(Dataset entries on figures)

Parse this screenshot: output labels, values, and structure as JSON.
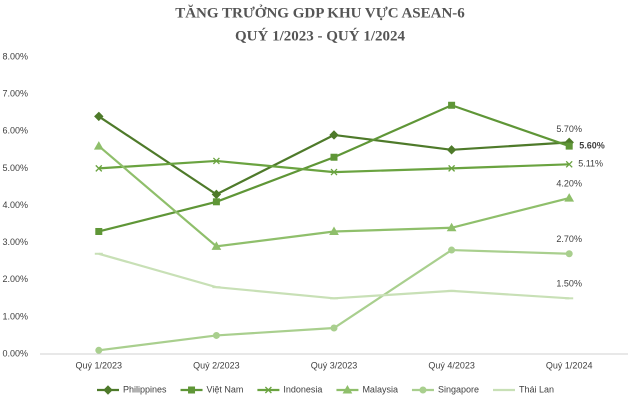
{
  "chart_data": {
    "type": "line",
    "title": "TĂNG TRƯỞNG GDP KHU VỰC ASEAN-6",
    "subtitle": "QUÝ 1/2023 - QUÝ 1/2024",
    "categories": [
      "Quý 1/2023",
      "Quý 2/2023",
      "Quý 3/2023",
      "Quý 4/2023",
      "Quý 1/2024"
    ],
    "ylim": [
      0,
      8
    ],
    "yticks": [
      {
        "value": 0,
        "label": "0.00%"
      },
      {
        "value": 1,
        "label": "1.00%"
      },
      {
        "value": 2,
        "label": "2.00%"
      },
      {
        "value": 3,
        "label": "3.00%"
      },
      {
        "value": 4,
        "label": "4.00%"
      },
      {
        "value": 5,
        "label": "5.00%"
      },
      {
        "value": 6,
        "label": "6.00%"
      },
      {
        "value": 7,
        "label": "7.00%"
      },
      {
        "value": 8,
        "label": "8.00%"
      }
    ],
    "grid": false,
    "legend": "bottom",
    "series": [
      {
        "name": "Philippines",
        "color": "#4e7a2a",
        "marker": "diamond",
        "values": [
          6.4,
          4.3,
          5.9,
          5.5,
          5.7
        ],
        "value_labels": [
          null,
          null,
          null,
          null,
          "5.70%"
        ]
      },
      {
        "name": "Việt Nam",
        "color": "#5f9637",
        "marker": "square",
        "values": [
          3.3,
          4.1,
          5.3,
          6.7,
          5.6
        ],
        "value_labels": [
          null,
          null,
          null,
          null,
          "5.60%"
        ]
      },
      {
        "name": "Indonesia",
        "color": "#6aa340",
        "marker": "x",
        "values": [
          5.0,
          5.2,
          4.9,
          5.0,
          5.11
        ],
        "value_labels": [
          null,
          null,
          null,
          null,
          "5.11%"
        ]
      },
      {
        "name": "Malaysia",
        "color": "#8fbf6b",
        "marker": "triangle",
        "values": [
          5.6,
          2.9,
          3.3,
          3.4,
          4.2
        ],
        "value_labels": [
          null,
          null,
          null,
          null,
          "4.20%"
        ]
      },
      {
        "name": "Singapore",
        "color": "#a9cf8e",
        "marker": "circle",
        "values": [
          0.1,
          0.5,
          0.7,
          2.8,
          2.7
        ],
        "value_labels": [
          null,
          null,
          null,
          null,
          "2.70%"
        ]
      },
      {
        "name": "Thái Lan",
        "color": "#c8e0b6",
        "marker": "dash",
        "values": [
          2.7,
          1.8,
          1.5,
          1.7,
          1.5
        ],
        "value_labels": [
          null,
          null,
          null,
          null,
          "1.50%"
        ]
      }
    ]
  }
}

:: Given instruction ::
Repeat all the data as it stands, dropping any images it holds.

:: The result ::
Parse this screenshot: output labels, values, and structure as JSON.
{
  "chart_data": {
    "type": "line",
    "title": "TĂNG TRƯỞNG GDP KHU VỰC ASEAN-6",
    "subtitle": "QUÝ 1/2023 - QUÝ 1/2024",
    "categories": [
      "Quý 1/2023",
      "Quý 2/2023",
      "Quý 3/2023",
      "Quý 4/2023",
      "Quý 1/2024"
    ],
    "ylim": [
      0,
      8
    ],
    "yticks": [
      {
        "value": 0,
        "label": "0.00%"
      },
      {
        "value": 1,
        "label": "1.00%"
      },
      {
        "value": 2,
        "label": "2.00%"
      },
      {
        "value": 3,
        "label": "3.00%"
      },
      {
        "value": 4,
        "label": "4.00%"
      },
      {
        "value": 5,
        "label": "5.00%"
      },
      {
        "value": 6,
        "label": "6.00%"
      },
      {
        "value": 7,
        "label": "7.00%"
      },
      {
        "value": 8,
        "label": "8.00%"
      }
    ],
    "grid": false,
    "legend": "bottom",
    "series": [
      {
        "name": "Philippines",
        "color": "#4e7a2a",
        "marker": "diamond",
        "values": [
          6.4,
          4.3,
          5.9,
          5.5,
          5.7
        ],
        "value_labels": [
          null,
          null,
          null,
          null,
          "5.70%"
        ]
      },
      {
        "name": "Việt Nam",
        "color": "#5f9637",
        "marker": "square",
        "values": [
          3.3,
          4.1,
          5.3,
          6.7,
          5.6
        ],
        "value_labels": [
          null,
          null,
          null,
          null,
          "5.60%"
        ]
      },
      {
        "name": "Indonesia",
        "color": "#6aa340",
        "marker": "x",
        "values": [
          5.0,
          5.2,
          4.9,
          5.0,
          5.11
        ],
        "value_labels": [
          null,
          null,
          null,
          null,
          "5.11%"
        ]
      },
      {
        "name": "Malaysia",
        "color": "#8fbf6b",
        "marker": "triangle",
        "values": [
          5.6,
          2.9,
          3.3,
          3.4,
          4.2
        ],
        "value_labels": [
          null,
          null,
          null,
          null,
          "4.20%"
        ]
      },
      {
        "name": "Singapore",
        "color": "#a9cf8e",
        "marker": "circle",
        "values": [
          0.1,
          0.5,
          0.7,
          2.8,
          2.7
        ],
        "value_labels": [
          null,
          null,
          null,
          null,
          "2.70%"
        ]
      },
      {
        "name": "Thái Lan",
        "color": "#c8e0b6",
        "marker": "dash",
        "values": [
          2.7,
          1.8,
          1.5,
          1.7,
          1.5
        ],
        "value_labels": [
          null,
          null,
          null,
          null,
          "1.50%"
        ]
      }
    ]
  }
}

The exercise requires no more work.